---------- The data

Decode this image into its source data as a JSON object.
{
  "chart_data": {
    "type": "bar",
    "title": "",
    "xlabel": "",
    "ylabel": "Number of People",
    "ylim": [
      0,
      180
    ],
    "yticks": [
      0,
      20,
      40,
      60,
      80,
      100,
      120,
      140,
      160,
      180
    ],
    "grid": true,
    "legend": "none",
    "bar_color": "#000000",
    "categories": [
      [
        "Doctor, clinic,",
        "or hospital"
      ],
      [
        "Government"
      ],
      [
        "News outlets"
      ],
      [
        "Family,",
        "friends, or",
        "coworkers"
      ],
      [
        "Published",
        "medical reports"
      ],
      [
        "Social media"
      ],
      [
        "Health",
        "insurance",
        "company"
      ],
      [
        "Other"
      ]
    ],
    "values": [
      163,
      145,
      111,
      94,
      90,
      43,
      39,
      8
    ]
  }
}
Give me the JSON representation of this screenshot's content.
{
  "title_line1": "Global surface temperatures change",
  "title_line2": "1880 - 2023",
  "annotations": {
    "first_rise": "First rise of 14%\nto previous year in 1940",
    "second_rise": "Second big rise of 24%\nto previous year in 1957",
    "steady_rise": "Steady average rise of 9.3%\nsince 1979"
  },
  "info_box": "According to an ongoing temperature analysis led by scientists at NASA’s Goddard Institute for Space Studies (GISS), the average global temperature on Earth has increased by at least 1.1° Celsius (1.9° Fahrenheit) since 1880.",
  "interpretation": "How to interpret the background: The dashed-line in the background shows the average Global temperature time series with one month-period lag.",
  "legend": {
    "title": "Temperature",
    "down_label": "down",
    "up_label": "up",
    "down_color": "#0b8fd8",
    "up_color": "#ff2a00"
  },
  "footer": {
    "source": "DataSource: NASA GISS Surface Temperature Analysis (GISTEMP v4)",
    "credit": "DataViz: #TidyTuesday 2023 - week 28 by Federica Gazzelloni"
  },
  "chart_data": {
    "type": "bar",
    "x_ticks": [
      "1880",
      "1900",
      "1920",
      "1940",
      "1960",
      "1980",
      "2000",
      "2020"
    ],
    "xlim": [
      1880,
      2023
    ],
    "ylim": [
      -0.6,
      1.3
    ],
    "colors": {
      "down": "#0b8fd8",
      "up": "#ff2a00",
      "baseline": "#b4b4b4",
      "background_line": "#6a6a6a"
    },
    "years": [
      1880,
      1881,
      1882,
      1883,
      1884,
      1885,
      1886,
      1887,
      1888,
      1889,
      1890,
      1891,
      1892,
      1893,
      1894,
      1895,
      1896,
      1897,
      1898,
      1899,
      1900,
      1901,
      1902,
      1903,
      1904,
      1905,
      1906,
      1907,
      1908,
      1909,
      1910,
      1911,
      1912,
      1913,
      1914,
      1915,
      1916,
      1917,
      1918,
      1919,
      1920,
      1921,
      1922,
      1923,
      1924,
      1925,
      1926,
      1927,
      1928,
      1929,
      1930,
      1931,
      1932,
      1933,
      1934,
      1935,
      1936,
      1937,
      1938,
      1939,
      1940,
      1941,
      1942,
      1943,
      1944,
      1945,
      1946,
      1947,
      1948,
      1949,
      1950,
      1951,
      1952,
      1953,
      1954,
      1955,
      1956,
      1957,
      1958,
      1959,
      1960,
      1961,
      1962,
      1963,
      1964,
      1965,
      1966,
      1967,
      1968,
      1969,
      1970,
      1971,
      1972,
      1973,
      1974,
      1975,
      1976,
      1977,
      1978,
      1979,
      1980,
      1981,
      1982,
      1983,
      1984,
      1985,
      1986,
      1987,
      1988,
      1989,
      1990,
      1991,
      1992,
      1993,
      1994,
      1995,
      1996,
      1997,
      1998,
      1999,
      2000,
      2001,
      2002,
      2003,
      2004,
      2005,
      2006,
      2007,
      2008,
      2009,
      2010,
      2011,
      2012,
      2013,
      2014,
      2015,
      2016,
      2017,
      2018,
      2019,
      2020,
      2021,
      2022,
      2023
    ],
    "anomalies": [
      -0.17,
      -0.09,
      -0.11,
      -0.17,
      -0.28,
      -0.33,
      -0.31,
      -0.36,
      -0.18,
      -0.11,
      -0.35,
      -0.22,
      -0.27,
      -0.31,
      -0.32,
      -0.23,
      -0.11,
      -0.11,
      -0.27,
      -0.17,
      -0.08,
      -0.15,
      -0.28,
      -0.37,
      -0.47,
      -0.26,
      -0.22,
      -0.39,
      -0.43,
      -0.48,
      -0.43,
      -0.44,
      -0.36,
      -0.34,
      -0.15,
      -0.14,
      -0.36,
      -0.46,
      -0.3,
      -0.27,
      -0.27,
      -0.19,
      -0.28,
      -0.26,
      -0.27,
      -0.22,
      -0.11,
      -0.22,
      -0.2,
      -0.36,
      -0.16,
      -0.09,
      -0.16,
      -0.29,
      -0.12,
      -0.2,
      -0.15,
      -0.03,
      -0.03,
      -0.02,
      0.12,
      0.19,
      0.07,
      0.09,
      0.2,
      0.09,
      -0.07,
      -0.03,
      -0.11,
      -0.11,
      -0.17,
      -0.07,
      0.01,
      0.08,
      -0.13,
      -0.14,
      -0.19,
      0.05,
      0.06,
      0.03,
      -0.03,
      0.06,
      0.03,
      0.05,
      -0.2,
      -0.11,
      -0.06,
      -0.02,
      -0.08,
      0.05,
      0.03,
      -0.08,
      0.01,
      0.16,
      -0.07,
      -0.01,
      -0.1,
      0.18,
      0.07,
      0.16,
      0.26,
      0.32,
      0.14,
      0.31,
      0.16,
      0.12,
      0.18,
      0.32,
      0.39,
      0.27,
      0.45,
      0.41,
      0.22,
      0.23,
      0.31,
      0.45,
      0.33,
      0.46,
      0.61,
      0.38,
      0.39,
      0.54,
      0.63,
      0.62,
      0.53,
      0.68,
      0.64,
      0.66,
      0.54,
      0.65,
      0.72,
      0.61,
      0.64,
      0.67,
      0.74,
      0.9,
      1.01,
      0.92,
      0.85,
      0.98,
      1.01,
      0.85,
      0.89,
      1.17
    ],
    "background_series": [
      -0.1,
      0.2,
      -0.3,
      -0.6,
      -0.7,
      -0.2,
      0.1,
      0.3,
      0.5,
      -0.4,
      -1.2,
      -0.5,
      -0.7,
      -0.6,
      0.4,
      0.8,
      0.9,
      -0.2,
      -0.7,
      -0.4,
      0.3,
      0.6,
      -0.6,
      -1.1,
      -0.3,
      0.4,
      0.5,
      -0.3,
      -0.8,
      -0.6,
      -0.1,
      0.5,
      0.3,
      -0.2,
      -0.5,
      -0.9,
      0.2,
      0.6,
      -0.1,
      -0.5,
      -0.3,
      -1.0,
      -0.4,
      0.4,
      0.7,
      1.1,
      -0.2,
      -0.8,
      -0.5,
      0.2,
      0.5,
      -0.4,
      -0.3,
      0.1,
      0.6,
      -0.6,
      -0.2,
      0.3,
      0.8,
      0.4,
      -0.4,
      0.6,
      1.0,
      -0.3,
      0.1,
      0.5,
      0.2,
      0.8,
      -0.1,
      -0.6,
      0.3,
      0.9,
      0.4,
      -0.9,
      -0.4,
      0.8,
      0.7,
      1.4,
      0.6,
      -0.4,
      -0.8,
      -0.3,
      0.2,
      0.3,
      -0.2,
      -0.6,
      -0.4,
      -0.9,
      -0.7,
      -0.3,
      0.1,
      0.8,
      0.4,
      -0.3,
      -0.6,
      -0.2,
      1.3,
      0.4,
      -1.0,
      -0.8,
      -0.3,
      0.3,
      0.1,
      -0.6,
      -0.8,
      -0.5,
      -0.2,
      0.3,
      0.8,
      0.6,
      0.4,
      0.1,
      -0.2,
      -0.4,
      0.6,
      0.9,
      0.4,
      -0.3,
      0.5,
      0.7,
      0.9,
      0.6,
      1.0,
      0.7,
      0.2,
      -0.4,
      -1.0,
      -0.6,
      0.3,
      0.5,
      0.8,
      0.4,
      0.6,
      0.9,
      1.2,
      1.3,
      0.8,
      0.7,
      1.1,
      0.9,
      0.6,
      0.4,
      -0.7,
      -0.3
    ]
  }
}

--------------------

Instruction: Using the listing above, show each line holding the string "source".

Correct output:
Decode this image into its source data as a JSON object.
    "source": "DataSource: NASA GISS Surface Temperature Analysis (GISTEMP v4)",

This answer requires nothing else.